Kollaterale Sensitivität macht Bakterien anfällig
Angesichts des unerwarteten Ergebnisses suchte das Forschungsteam nach den Ursachen dieser evolutionären Entwicklung. Dazu betrachteten sie die Wachstums- und Resistenzbildungsraten der Pseudomonas aeruginosa-Populationen, die mit der wirksamsten Betalaktam-Sequenz behandelt wurden. Diese bestand aus der Abfolge der Wirkstoffe Carbenicillin, Doripenem und Cefsulodin. „Bei einem schnellen Wechsel dieser Sequenz alle zwölf Stunden war das Bakterienwachstum besonders während des Wechsels zu Doripenem stark gehemmt“, erklärt Batra. „Dies könnte darauf hinweisen, dass Resistenzen gegen dieses Medikament schlechter evolvieren“, so Batra weiter. Die Kieler Forschenden fanden zudem heraus, dass die Wirksamkeit der schnellen Wechsel auch durch die sogenannte kollaterale Sensitivität verstärkt wird. Diese tritt auf, wenn die Evolution der Resistenz gegen ein bestimmtes Antibiotikum dazu führt, dass die Keime gegen ein anderes Antibiotikum empfindlicher werden. Dieser Effekt trat wiederum besonders häufig auf, wenn das Antibiotikum Doripenem verwendet wurde. „Die Bakterien werden zwar gegen ein Antibiotikum resistent, behalten aber zumindest das ursprüngliche Maß an Anfälligkeit gegenüber einem zweiten Medikament oder werden sogar empfindlicher“, erklärt Batra. Frühere Forschungsarbeiten aus der CAU-Arbeitsgruppe Evolutionsökologie und Genetik hatten bereits gezeigt, dass das Prinzip der kollateralen Sensitivität eine bedeutende Rolle für die Wirksamkeit von sequenziellen Antibiotika-Behandlungen spielt und zugleich die Resistenzevolution hemmen kann.

> Bereitgestellte Einträge
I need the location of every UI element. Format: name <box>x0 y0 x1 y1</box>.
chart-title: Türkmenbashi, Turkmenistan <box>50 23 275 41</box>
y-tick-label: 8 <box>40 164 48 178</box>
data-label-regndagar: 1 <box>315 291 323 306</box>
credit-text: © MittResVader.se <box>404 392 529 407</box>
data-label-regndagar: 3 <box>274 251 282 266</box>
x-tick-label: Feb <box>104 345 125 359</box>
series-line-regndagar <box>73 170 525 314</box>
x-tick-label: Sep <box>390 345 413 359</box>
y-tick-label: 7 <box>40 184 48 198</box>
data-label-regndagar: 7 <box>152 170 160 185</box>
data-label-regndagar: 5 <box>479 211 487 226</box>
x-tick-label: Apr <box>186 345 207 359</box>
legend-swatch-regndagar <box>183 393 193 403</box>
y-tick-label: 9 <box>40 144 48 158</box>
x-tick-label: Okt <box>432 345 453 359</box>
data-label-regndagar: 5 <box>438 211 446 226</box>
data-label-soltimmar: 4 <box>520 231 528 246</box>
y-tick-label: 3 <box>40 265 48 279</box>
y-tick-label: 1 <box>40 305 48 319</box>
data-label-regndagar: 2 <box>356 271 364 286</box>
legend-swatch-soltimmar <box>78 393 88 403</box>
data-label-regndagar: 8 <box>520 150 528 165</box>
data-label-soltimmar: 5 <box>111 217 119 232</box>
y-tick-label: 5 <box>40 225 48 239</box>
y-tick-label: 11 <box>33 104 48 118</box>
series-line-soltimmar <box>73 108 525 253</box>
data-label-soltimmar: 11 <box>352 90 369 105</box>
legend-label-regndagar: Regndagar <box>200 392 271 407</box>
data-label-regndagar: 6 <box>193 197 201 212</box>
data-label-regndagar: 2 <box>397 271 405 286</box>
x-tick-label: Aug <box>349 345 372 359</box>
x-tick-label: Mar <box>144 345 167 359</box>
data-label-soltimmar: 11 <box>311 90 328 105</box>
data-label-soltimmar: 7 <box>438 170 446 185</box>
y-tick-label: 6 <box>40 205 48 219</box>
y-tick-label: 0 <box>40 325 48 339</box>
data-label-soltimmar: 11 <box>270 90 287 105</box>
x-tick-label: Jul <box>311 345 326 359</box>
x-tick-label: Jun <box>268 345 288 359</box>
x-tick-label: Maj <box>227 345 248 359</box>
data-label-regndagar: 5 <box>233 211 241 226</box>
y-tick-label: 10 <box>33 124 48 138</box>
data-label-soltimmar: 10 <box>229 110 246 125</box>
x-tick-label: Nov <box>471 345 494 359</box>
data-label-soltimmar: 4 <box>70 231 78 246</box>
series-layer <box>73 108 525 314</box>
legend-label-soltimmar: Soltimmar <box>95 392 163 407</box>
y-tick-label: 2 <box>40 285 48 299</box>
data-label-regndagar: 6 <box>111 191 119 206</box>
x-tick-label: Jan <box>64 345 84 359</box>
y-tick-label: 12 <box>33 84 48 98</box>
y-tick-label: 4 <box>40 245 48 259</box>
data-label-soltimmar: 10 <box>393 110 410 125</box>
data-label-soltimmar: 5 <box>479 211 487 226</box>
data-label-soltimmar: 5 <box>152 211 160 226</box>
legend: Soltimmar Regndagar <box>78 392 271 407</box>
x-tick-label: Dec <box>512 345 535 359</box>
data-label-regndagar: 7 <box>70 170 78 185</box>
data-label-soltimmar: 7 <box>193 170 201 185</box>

> Aufgaben
[a] Wie oft wurde laut dem Text über kollaterale Sensitivität bei einem schnellen Wechsel die Abfolge der Wirkstoffe gewechselt?
[b] Nenne alle Antibiotika, die im Text über kollaterale Sensitivität mit Namen vorkommen.
[c] Führe den Text über kollaterale Sensitivität nach seinem letzten Satz weiter.

> Lösungen
[a] Alle zwölf Stunden.

[b] Carbenicillin, Doripenem, Cefsulodin

[c]
Schlüssel zu neuen Therapiemöglichkeiten
Die neuen Forschungsergebnisse widerlegen damit die bisherige Annahme, dass eine sequenzielle Behandlung mit ähnlichen Antibiotika grundsätzlich die Resistenzevolution beschleunigt. Im Experiment konnten die Wissenschaftlerinnen und Wissenschaftler zeigen, dass dies nicht der Fall ist, wenn die Resistenzentwicklung gegen eines der Antibiotika gehemmt ist und zudem die Wirkstoffe eine kollaterale Empfindlichkeit gegeneinander aufweisen. „Betalaktam-Antibiotika werden eigentlich wegen der vermuteten Gefahr der Kreuzresistenz im Behandlungsalltag nicht kombiniert“, betont der Evolutionsbiologe Schulenburg, Sprecher des GRK TransEvo und des Kiel Evolution Center (KEC) an der CAU. „Im Rahmen einer schnellen sequenziellen Gabe dieser Antibiotika scheint eine Kreuzresistenz aber nicht aufzutreten, sondern stattdessen erhöht die kollaterale Sensitivität sogar die Behandlungseffizienz“, so Schulenburg weiter, der auch im Exzellenzcluster PMI unter anderem zur individualisierten Antibiotikatherapie bei chronischen Lungeninfektionen forscht.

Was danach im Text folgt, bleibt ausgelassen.